> [EXTRACT TO READ]:
When Every Song was NewThis new album is due to contain more traditional material than past albums and contains many songs from Mick's past. It is supported by cello from Gill Redmond, and flute from Maggie Boyle as well as fiddle.


The working notes for the album are included here as a guide (but not necessarily accurate) to content

Description


The idea behind this album is to return to songs which I simply picked up aurally on the folk scene, mostly during my teens at Swindon Folk Singers Club, but also at other clubs as I began to do gigs around the country with my first musical partner, John Burge.
There are, however, three exceptions to this rule.
The first is 'Summerwater', which is an original, but which nonetheless fits the concept of songs absorbed organically. From my earliest memory, my mother, who had as a child participated in 'choral speaking' groups, and had in fact won prizes at eistefodds (spelling?), used to recite narrative verse to me. One in particular has haunted my memory. I remember the title as 'Summerwater'. The story was more or less as in my song, and used to scare the living daylights out of me. Needless to say, I enjoyed the experience immensely. I have tried, for years, with no success, to track down the original poem in order to set it to music. Finally, I have given up and here tell the tale in my own verses!
The second exception is, what I have always called  'The Old Jig Jog'. My Irish grandfather left Limerick in the 1890s, and spent the following twenty years in, firstly Australia, and then New Zealand where, in 1915, he joined up, fought at Gallipolli, then on the Western front, before ending up back home. Unfortunately, I never met him. However, my auntie Maureen told me that he played the fiddle and sang. She recalled this song in particular, though she could only remember a few of the words and a bit of the tune. Nevertheless, I feel justified in piecing it together from what is, in fact 'Banjo' Patterson's 'Travelling Down the Castelreagh', on the grounds that it is 'in the family', so to speak.
The third exception was acquired quite recently from Mal Jardine, at 'The Bacca Pipes' Club, in Keighley, Yorkshire. Mal Wrote it with his father, Bill, some years ago. It is the only song either of them ever wrote, and Mal describes it, therefore, as 'the complete works'. It is included here for the very good reason that it demonstrates, I think, that, as far as the folk club scene goes, there is life in the old dog yet. I love this song.
The final 'exception' I will return to later.
So, to reiterate, the rest of the songs here I learned young and I learned quickly. Ted Poole, who with his wife Ivy ran the Swindon club from 1960 to 2001, told me that it soon became clear that I did not understand the etiquette of the folk club scene in that somebody would sing a song one week, and I would sing it the next. Certainly, a number of these songs I got (stole?) from Ted.
'The Grey Hawk' and 'Georgie Barnwell' are both from Ted's repertoire. The first is clearly an English country song for which there is a female counterpart entitled 'The Bonny Boy', which I once heard sung by Anne Briggs. The second is equally clearly a broadsheet ballad. It is referred to, and quoted from, by one of the characters in Dickens. So that gives some indication of its age and popularity.
What I have always called 'The Burning Thames', but is more correctly entitled 'The Lover's Ghost', I got it from a singer called Sylvia. She was a regular at the club when I was. To be honest, I do not remember her singing any other song. So it is scarcely surprising that I picked it up. The 'proper' version is in 'The Penguine Book of English Folk Songs', where it is says that it was collected from a Mrs. Cecilia Costello of Birmingham.

> [SUPPLIED DATA]:
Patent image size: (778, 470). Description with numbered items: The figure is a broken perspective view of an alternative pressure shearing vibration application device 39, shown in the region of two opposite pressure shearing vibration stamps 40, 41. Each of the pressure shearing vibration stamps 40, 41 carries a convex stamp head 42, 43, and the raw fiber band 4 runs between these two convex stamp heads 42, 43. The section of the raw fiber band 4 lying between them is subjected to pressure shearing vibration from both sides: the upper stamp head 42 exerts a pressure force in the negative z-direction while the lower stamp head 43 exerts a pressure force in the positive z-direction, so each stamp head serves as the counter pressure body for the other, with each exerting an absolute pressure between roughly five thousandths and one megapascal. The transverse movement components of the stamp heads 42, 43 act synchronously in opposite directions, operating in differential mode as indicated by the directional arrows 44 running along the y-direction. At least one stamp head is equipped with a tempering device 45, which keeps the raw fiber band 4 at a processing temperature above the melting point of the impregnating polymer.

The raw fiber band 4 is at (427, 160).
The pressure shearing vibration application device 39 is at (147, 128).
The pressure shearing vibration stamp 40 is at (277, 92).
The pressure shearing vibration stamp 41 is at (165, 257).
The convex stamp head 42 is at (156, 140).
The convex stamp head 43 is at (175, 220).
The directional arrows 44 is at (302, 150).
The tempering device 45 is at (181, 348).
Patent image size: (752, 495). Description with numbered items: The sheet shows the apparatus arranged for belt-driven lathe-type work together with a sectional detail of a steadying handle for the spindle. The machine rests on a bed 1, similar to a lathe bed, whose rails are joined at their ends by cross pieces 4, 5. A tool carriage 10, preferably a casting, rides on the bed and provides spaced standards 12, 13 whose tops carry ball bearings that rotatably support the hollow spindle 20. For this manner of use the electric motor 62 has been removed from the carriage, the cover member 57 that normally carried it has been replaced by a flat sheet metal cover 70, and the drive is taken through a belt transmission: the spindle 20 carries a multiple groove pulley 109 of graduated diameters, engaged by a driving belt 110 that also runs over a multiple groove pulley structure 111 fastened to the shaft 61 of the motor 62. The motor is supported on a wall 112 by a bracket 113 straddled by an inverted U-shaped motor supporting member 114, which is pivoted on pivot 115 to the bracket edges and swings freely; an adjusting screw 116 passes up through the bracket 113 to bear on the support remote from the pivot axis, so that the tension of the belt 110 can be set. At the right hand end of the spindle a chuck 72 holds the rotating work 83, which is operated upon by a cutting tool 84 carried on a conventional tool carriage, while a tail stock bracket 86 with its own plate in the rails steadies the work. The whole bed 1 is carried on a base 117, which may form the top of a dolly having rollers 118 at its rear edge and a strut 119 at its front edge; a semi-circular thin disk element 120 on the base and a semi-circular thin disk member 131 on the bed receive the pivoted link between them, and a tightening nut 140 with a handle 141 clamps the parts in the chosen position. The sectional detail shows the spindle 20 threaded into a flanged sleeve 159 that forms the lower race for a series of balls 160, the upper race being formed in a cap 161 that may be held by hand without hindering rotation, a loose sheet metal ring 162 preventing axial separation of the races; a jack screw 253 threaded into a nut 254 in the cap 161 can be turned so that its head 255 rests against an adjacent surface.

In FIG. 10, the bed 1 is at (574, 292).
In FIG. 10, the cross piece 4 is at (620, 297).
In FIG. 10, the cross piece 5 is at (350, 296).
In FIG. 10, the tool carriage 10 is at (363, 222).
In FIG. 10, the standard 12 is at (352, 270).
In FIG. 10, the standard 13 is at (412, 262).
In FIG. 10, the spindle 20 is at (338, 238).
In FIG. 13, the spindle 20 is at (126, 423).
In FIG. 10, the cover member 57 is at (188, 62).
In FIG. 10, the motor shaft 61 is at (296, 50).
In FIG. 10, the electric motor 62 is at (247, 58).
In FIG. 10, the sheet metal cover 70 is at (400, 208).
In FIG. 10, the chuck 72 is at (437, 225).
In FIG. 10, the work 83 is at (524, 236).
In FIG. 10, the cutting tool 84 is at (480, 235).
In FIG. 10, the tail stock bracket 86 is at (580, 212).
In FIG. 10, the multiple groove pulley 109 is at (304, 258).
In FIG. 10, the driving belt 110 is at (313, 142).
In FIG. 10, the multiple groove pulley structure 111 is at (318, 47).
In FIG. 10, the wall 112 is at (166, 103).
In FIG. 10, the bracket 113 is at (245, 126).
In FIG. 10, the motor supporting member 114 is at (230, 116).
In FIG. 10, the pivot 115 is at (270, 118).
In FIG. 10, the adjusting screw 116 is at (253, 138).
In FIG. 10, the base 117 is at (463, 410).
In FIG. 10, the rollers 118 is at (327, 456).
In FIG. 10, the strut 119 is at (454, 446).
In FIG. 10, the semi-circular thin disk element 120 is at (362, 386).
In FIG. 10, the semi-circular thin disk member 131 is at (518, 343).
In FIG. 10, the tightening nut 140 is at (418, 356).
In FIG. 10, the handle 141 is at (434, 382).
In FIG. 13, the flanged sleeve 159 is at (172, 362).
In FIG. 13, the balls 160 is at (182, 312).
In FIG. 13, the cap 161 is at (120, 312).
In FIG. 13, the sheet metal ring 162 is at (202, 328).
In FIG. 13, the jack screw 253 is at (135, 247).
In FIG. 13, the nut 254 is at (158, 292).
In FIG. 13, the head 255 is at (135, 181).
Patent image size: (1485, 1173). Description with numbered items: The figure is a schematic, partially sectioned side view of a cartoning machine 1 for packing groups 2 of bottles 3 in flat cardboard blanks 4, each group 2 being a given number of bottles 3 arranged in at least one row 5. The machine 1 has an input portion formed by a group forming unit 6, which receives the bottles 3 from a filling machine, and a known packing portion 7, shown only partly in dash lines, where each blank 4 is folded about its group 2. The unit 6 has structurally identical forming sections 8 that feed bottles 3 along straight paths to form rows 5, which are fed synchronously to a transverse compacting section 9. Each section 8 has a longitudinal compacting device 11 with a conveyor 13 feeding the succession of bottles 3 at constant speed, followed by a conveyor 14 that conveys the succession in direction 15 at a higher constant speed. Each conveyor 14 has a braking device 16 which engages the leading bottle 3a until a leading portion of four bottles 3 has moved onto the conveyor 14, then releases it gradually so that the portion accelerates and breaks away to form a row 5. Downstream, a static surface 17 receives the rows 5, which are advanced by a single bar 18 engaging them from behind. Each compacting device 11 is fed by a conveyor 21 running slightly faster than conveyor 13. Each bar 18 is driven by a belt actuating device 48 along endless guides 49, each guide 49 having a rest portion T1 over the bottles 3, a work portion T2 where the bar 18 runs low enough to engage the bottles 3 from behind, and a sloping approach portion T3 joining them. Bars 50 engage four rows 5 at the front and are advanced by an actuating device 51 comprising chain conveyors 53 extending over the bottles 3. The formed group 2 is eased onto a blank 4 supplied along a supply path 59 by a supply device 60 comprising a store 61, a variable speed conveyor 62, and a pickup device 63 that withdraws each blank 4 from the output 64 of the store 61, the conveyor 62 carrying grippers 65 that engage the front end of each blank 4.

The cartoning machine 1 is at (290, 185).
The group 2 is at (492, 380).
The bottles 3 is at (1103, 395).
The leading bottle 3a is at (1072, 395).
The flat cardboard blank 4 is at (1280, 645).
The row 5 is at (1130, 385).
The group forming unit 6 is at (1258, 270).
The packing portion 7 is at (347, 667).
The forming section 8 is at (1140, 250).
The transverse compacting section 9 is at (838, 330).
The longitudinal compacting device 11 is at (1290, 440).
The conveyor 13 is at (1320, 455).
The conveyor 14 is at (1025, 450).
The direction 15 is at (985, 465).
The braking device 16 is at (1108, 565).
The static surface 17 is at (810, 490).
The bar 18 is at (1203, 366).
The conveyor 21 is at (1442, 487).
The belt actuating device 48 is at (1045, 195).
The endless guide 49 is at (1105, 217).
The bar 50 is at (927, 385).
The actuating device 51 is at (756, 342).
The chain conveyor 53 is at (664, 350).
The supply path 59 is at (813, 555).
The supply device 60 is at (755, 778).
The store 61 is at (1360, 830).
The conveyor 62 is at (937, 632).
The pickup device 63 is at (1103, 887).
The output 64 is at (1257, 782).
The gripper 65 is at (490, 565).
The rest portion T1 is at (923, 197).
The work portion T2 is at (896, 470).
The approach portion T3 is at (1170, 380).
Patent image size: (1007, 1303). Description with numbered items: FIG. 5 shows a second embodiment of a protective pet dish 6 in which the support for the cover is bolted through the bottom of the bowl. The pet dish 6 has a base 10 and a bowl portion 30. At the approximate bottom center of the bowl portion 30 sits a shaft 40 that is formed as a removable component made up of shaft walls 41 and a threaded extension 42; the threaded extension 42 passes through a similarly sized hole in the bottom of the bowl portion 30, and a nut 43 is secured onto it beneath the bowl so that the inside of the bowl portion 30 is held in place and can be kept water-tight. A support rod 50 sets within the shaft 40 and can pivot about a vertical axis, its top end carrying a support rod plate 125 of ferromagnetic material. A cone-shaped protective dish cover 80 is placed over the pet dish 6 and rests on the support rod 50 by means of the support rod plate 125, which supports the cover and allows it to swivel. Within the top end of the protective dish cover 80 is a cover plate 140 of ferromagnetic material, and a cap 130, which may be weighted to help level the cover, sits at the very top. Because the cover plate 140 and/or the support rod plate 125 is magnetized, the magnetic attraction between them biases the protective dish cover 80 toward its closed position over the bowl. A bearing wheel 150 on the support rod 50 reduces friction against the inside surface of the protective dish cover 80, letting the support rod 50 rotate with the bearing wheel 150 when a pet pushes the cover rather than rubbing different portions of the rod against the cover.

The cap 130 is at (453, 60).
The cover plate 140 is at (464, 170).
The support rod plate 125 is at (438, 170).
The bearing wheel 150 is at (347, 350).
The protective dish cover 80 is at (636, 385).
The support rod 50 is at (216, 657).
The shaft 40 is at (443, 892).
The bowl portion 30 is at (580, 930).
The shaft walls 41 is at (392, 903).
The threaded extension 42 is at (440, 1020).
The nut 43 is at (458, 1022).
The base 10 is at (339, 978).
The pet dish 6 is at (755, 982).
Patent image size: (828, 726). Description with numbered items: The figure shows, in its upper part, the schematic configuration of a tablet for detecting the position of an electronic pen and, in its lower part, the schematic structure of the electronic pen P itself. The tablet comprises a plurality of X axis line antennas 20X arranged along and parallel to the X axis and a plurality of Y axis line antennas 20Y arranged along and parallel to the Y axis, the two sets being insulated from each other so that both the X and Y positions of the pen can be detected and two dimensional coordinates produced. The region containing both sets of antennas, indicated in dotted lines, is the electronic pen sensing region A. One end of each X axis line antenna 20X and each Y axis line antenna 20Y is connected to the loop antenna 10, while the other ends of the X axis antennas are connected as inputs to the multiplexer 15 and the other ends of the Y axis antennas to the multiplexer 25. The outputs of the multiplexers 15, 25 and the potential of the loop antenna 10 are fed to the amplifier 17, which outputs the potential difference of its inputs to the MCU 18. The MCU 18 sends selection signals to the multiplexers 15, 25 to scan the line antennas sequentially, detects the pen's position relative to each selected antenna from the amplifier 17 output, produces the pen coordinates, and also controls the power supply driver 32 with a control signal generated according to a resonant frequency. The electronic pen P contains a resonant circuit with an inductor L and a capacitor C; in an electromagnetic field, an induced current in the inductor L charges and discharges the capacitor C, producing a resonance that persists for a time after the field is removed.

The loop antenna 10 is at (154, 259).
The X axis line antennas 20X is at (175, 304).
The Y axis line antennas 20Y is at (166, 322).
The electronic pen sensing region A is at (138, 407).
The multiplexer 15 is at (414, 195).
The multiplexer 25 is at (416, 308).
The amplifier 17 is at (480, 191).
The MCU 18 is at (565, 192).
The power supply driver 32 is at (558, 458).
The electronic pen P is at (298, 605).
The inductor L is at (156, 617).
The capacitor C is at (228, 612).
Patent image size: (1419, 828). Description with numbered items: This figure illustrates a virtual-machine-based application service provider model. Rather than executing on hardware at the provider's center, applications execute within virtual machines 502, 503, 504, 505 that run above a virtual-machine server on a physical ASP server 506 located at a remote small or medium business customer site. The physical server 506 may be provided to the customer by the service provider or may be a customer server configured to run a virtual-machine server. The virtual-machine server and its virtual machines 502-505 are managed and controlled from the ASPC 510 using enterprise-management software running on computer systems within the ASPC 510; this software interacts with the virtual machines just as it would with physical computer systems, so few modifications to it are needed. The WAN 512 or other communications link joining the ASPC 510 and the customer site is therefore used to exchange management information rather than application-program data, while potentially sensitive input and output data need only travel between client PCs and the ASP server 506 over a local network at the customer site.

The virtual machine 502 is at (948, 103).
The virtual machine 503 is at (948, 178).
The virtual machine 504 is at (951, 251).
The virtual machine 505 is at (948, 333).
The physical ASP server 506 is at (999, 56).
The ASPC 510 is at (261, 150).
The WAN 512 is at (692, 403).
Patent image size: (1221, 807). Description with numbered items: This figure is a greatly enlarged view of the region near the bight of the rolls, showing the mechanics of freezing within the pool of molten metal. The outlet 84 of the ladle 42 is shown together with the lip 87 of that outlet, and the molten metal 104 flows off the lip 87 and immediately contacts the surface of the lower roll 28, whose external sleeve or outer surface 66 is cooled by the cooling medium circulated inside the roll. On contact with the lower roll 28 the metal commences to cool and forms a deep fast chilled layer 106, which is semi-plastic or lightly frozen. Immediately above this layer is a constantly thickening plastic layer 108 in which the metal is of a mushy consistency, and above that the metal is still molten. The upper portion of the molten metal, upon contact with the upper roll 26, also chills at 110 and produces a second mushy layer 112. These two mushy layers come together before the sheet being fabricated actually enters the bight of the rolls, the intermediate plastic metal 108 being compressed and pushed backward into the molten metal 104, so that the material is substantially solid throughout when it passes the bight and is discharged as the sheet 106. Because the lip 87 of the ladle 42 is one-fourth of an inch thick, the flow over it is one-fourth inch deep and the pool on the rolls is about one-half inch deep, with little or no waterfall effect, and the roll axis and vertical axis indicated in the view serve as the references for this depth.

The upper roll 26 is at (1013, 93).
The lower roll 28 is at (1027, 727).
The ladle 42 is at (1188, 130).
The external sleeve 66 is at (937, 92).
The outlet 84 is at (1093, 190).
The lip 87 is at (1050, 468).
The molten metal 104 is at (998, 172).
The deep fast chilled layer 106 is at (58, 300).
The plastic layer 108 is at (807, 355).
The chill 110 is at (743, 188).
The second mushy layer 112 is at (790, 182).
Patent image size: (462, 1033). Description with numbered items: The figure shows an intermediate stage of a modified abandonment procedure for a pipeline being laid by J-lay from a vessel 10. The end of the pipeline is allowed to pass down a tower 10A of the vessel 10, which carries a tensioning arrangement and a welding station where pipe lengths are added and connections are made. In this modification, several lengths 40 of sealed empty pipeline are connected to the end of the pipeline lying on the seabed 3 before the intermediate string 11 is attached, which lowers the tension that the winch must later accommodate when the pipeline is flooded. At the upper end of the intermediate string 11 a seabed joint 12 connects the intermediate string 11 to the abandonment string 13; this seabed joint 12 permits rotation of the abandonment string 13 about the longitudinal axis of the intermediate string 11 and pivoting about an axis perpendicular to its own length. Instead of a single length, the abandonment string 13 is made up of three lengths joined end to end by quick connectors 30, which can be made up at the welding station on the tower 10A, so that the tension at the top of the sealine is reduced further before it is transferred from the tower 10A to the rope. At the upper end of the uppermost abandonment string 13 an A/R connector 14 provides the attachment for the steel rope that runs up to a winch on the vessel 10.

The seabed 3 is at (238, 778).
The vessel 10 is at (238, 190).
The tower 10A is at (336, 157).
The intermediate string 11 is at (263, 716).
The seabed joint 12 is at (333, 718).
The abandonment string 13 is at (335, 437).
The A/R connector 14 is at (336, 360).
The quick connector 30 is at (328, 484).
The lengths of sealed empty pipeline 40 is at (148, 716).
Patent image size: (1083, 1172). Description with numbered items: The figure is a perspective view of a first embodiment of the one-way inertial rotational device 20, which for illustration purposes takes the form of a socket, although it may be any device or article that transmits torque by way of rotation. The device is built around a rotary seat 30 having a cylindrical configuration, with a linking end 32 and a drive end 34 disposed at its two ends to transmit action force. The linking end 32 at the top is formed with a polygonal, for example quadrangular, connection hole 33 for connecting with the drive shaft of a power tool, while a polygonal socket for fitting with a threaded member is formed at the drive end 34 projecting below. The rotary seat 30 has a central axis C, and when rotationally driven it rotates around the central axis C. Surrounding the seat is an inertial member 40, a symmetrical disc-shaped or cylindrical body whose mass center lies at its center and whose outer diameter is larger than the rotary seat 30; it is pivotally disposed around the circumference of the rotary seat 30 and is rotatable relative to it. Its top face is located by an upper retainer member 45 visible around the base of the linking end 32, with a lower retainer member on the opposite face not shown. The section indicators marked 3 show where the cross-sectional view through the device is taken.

> [PROBLEM]: Continue the album notes on the folk songs for When Every Song was New from the point where they stop.

> [TASK ANSWER]:
'The New York Trader' I learned from an anonymous floor singer in Swindon at some time in the early 1970s. This, too, is in 'Penguine', the notes pointing out that the song is often conflated with the similar, but different, 'William Glen'. Which is precisely what my source obviously did!
When I was in my teens, every guest who came to the club seemed to provide something new, to me, in style or repertoire. Two who had an immediate, and lasting, influence on me were Tony Rose and Tim Lyons, who seemed to me to exemplify English and Irish singing styles, respectively.
When Tony came to the club, I loved his singing. During the course of several repeat gigs, I picked up 'Limbo'. This sounds to me like a broadsheet. The 'Limbo', here, refers to debtor's prison. Though the 'Dictionary of the Vulgar Tongue', of 1811, defines it more generally as 'prison or confinement'. The last verse is, perhaps, a little politically incorrect for this day and age, but 'different times'..
When Tim came to the club, I was absolutely knocked out by his singing. I learned how to use vocal decoration by listening to him and, at the same time, acquired many of the songs he sang. Most, such as 'The Limerick Rake', 'Stick to the Crater', 'The Little Skillet Pot' and others remain in my 'private' repertoire on the grounds that, in my opinion, you would need to have a natural, as opposed to an assumed, Irish accent in order to do them justice. This, I think, does not apply to 'You Rambling Boys of Pleasure', which I seem to recall hearing was the source for Yeates' 'Sally Gardens'.
To my mind, one of the greatest songs ever written is 'The January Man', by Dave Goulder. I have no idea how I came to learn this song. Suffice to say that I already knew it when I heard it on a Martin Carthy album. I have not sung it 'out' before because so very many other people do it. Of course, the reason for that is precisely because it is so very fine. So now I think, "Why should I be left out?".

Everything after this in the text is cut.